Data supplied:
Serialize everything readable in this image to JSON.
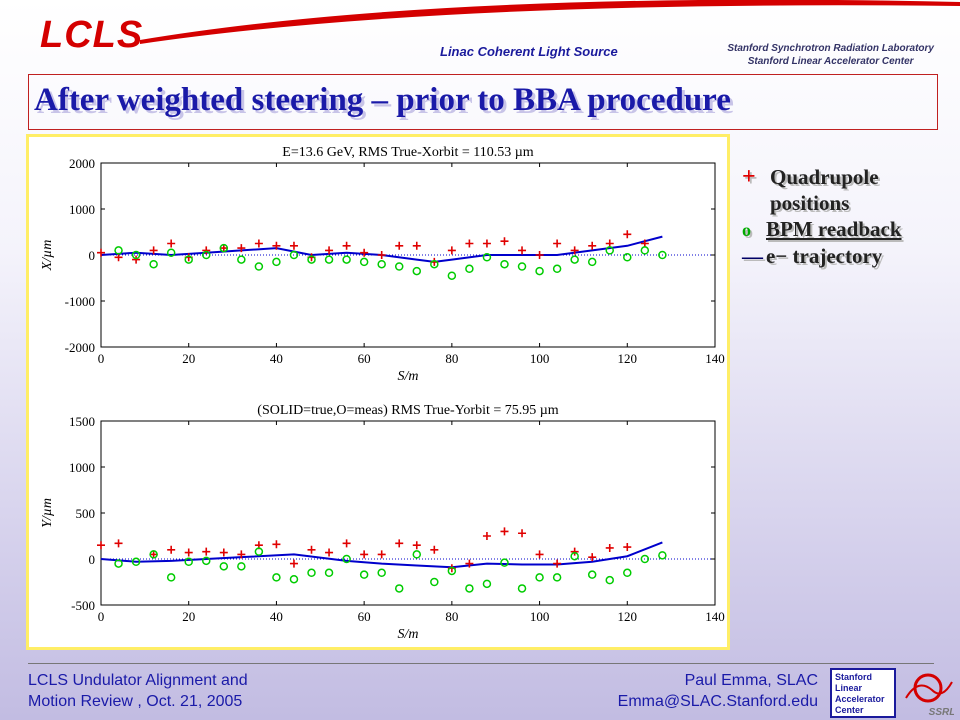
{
  "header": {
    "logo_text": "LCLS",
    "subtitle": "Linac Coherent Light Source",
    "org_line1": "Stanford Synchrotron Radiation Laboratory",
    "org_line2": "Stanford Linear Accelerator Center"
  },
  "slide_title": "After weighted steering – prior to BBA procedure",
  "legend": {
    "quad_label_1": "Quadrupole",
    "quad_label_2": "positions",
    "bpm_label": "BPM readback",
    "traj_label": "e− trajectory",
    "quad_symbol": "+",
    "bpm_symbol": "o",
    "traj_symbol": "—",
    "quad_color": "#e00000",
    "bpm_color": "#00cc00",
    "traj_color": "#0000cc"
  },
  "footer": {
    "left_line1": "LCLS Undulator Alignment and",
    "left_line2": "Motion Review , Oct. 21, 2005",
    "right_line1": "Paul Emma, SLAC",
    "right_line2": "Emma@SLAC.Stanford.edu",
    "slac_logo": "Stanford Linear Accelerator Center",
    "ssrl_logo": "SSRL"
  },
  "chart_data": [
    {
      "type": "scatter",
      "title": "E=13.6 GeV, RMS True-Xorbit =  110.53 µm",
      "xlabel": "S/m",
      "ylabel": "X/µm",
      "xlim": [
        0,
        140
      ],
      "ylim": [
        -2000,
        2000
      ],
      "xticks": [
        0,
        20,
        40,
        60,
        80,
        100,
        120,
        140
      ],
      "yticks": [
        2000,
        1000,
        0,
        -1000,
        -2000
      ],
      "quad_positions": {
        "x": [
          0,
          4,
          8,
          12,
          16,
          20,
          24,
          28,
          32,
          36,
          40,
          44,
          48,
          52,
          56,
          60,
          64,
          68,
          72,
          76,
          80,
          84,
          88,
          92,
          96,
          100,
          104,
          108,
          112,
          116,
          120,
          124
        ],
        "y": [
          50,
          -50,
          -100,
          100,
          250,
          -50,
          100,
          150,
          150,
          250,
          200,
          200,
          -50,
          100,
          200,
          50,
          0,
          200,
          200,
          -150,
          100,
          250,
          250,
          300,
          100,
          0,
          250,
          100,
          200,
          250,
          450,
          250
        ]
      },
      "bpm_readback": {
        "x": [
          4,
          8,
          12,
          16,
          20,
          24,
          28,
          32,
          36,
          40,
          44,
          48,
          52,
          56,
          60,
          64,
          68,
          72,
          76,
          80,
          84,
          88,
          92,
          96,
          100,
          104,
          108,
          112,
          116,
          120,
          124,
          128
        ],
        "y": [
          100,
          0,
          -200,
          50,
          -100,
          0,
          150,
          -100,
          -250,
          -150,
          0,
          -100,
          -100,
          -100,
          -150,
          -200,
          -250,
          -350,
          -200,
          -450,
          -300,
          -50,
          -200,
          -250,
          -350,
          -300,
          -100,
          -150,
          100,
          -50,
          100,
          0
        ]
      },
      "trajectory": {
        "x": [
          0,
          8,
          16,
          24,
          32,
          40,
          48,
          56,
          64,
          72,
          76,
          80,
          88,
          96,
          104,
          112,
          120,
          128
        ],
        "y": [
          0,
          50,
          0,
          50,
          100,
          150,
          0,
          50,
          0,
          -100,
          -150,
          -100,
          0,
          0,
          0,
          100,
          200,
          400
        ]
      }
    },
    {
      "type": "scatter",
      "title": "(SOLID=true,O=meas) RMS True-Yorbit =  75.95 µm",
      "xlabel": "S/m",
      "ylabel": "Y/µm",
      "xlim": [
        0,
        140
      ],
      "ylim": [
        -500,
        1500
      ],
      "xticks": [
        0,
        20,
        40,
        60,
        80,
        100,
        120,
        140
      ],
      "yticks": [
        1500,
        1000,
        500,
        0,
        -500
      ],
      "quad_positions": {
        "x": [
          0,
          4,
          12,
          16,
          20,
          24,
          28,
          32,
          36,
          40,
          44,
          48,
          52,
          56,
          60,
          64,
          68,
          72,
          76,
          80,
          84,
          88,
          92,
          96,
          100,
          104,
          108,
          112,
          116,
          120
        ],
        "y": [
          150,
          170,
          50,
          100,
          70,
          80,
          70,
          50,
          150,
          160,
          -50,
          100,
          70,
          170,
          50,
          50,
          170,
          150,
          100,
          -100,
          -50,
          250,
          300,
          280,
          50,
          -50,
          80,
          20,
          120,
          130
        ]
      },
      "bpm_readback": {
        "x": [
          4,
          8,
          12,
          16,
          20,
          24,
          28,
          32,
          36,
          40,
          44,
          48,
          52,
          56,
          60,
          64,
          68,
          72,
          76,
          80,
          84,
          88,
          92,
          96,
          100,
          104,
          108,
          112,
          116,
          120,
          124,
          128
        ],
        "y": [
          -50,
          -30,
          50,
          -200,
          -30,
          -20,
          -80,
          -80,
          80,
          -200,
          -220,
          -150,
          -150,
          0,
          -170,
          -150,
          -320,
          50,
          -250,
          -130,
          -320,
          -270,
          -40,
          -320,
          -200,
          -200,
          30,
          -170,
          -230,
          -150,
          0,
          40
        ]
      },
      "trajectory": {
        "x": [
          0,
          8,
          16,
          24,
          32,
          44,
          56,
          64,
          72,
          80,
          88,
          96,
          104,
          112,
          120,
          128
        ],
        "y": [
          0,
          -30,
          -20,
          0,
          20,
          50,
          -20,
          -50,
          -70,
          -90,
          -50,
          -60,
          -60,
          -30,
          30,
          180
        ]
      }
    }
  ]
}
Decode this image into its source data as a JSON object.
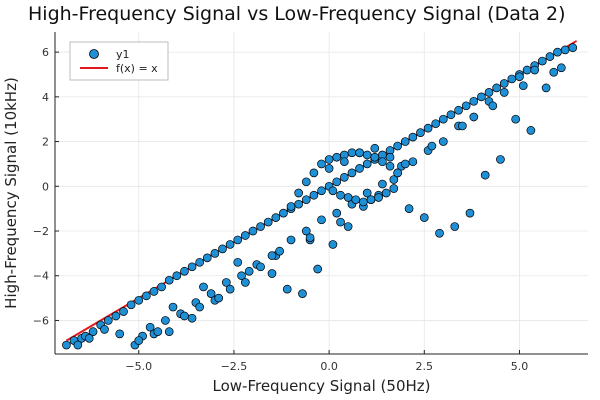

Objective:
Leave the pictures out and print the records above exactly as they stand.

Exercise response:
Serialize everything readable in this image to JSON.
{
  "header": {
    "logo_text": "LCLS",
    "subtitle": "Linac Coherent Light Source",
    "org_line1": "Stanford Synchrotron Radiation Laboratory",
    "org_line2": "Stanford Linear Accelerator Center"
  },
  "slide_title": "After weighted steering – prior to BBA procedure",
  "legend": {
    "quad_label_1": "Quadrupole",
    "quad_label_2": "positions",
    "bpm_label": "BPM readback",
    "traj_label": "e− trajectory",
    "quad_symbol": "+",
    "bpm_symbol": "o",
    "traj_symbol": "—",
    "quad_color": "#e00000",
    "bpm_color": "#00cc00",
    "traj_color": "#0000cc"
  },
  "footer": {
    "left_line1": "LCLS Undulator Alignment and",
    "left_line2": "Motion Review , Oct. 21, 2005",
    "right_line1": "Paul Emma, SLAC",
    "right_line2": "Emma@SLAC.Stanford.edu",
    "slac_logo": "Stanford Linear Accelerator Center",
    "ssrl_logo": "SSRL"
  },
  "chart_data": [
    {
      "type": "scatter",
      "title": "E=13.6 GeV, RMS True-Xorbit =  110.53 µm",
      "xlabel": "S/m",
      "ylabel": "X/µm",
      "xlim": [
        0,
        140
      ],
      "ylim": [
        -2000,
        2000
      ],
      "xticks": [
        0,
        20,
        40,
        60,
        80,
        100,
        120,
        140
      ],
      "yticks": [
        2000,
        1000,
        0,
        -1000,
        -2000
      ],
      "quad_positions": {
        "x": [
          0,
          4,
          8,
          12,
          16,
          20,
          24,
          28,
          32,
          36,
          40,
          44,
          48,
          52,
          56,
          60,
          64,
          68,
          72,
          76,
          80,
          84,
          88,
          92,
          96,
          100,
          104,
          108,
          112,
          116,
          120,
          124
        ],
        "y": [
          50,
          -50,
          -100,
          100,
          250,
          -50,
          100,
          150,
          150,
          250,
          200,
          200,
          -50,
          100,
          200,
          50,
          0,
          200,
          200,
          -150,
          100,
          250,
          250,
          300,
          100,
          0,
          250,
          100,
          200,
          250,
          450,
          250
        ]
      },
      "bpm_readback": {
        "x": [
          4,
          8,
          12,
          16,
          20,
          24,
          28,
          32,
          36,
          40,
          44,
          48,
          52,
          56,
          60,
          64,
          68,
          72,
          76,
          80,
          84,
          88,
          92,
          96,
          100,
          104,
          108,
          112,
          116,
          120,
          124,
          128
        ],
        "y": [
          100,
          0,
          -200,
          50,
          -100,
          0,
          150,
          -100,
          -250,
          -150,
          0,
          -100,
          -100,
          -100,
          -150,
          -200,
          -250,
          -350,
          -200,
          -450,
          -300,
          -50,
          -200,
          -250,
          -350,
          -300,
          -100,
          -150,
          100,
          -50,
          100,
          0
        ]
      },
      "trajectory": {
        "x": [
          0,
          8,
          16,
          24,
          32,
          40,
          48,
          56,
          64,
          72,
          76,
          80,
          88,
          96,
          104,
          112,
          120,
          128
        ],
        "y": [
          0,
          50,
          0,
          50,
          100,
          150,
          0,
          50,
          0,
          -100,
          -150,
          -100,
          0,
          0,
          0,
          100,
          200,
          400
        ]
      }
    },
    {
      "type": "scatter",
      "title": "(SOLID=true,O=meas) RMS True-Yorbit =  75.95 µm",
      "xlabel": "S/m",
      "ylabel": "Y/µm",
      "xlim": [
        0,
        140
      ],
      "ylim": [
        -500,
        1500
      ],
      "xticks": [
        0,
        20,
        40,
        60,
        80,
        100,
        120,
        140
      ],
      "yticks": [
        1500,
        1000,
        500,
        0,
        -500
      ],
      "quad_positions": {
        "x": [
          0,
          4,
          12,
          16,
          20,
          24,
          28,
          32,
          36,
          40,
          44,
          48,
          52,
          56,
          60,
          64,
          68,
          72,
          76,
          80,
          84,
          88,
          92,
          96,
          100,
          104,
          108,
          112,
          116,
          120
        ],
        "y": [
          150,
          170,
          50,
          100,
          70,
          80,
          70,
          50,
          150,
          160,
          -50,
          100,
          70,
          170,
          50,
          50,
          170,
          150,
          100,
          -100,
          -50,
          250,
          300,
          280,
          50,
          -50,
          80,
          20,
          120,
          130
        ]
      },
      "bpm_readback": {
        "x": [
          4,
          8,
          12,
          16,
          20,
          24,
          28,
          32,
          36,
          40,
          44,
          48,
          52,
          56,
          60,
          64,
          68,
          72,
          76,
          80,
          84,
          88,
          92,
          96,
          100,
          104,
          108,
          112,
          116,
          120,
          124,
          128
        ],
        "y": [
          -50,
          -30,
          50,
          -200,
          -30,
          -20,
          -80,
          -80,
          80,
          -200,
          -220,
          -150,
          -150,
          0,
          -170,
          -150,
          -320,
          50,
          -250,
          -130,
          -320,
          -270,
          -40,
          -320,
          -200,
          -200,
          30,
          -170,
          -230,
          -150,
          0,
          40
        ]
      },
      "trajectory": {
        "x": [
          0,
          8,
          16,
          24,
          32,
          44,
          56,
          64,
          72,
          80,
          88,
          96,
          104,
          112,
          120,
          128
        ],
        "y": [
          0,
          -30,
          -20,
          0,
          20,
          50,
          -20,
          -50,
          -70,
          -90,
          -50,
          -60,
          -60,
          -30,
          30,
          180
        ]
      }
    }
  ]
}
Decode this image into its source data as a JSON object.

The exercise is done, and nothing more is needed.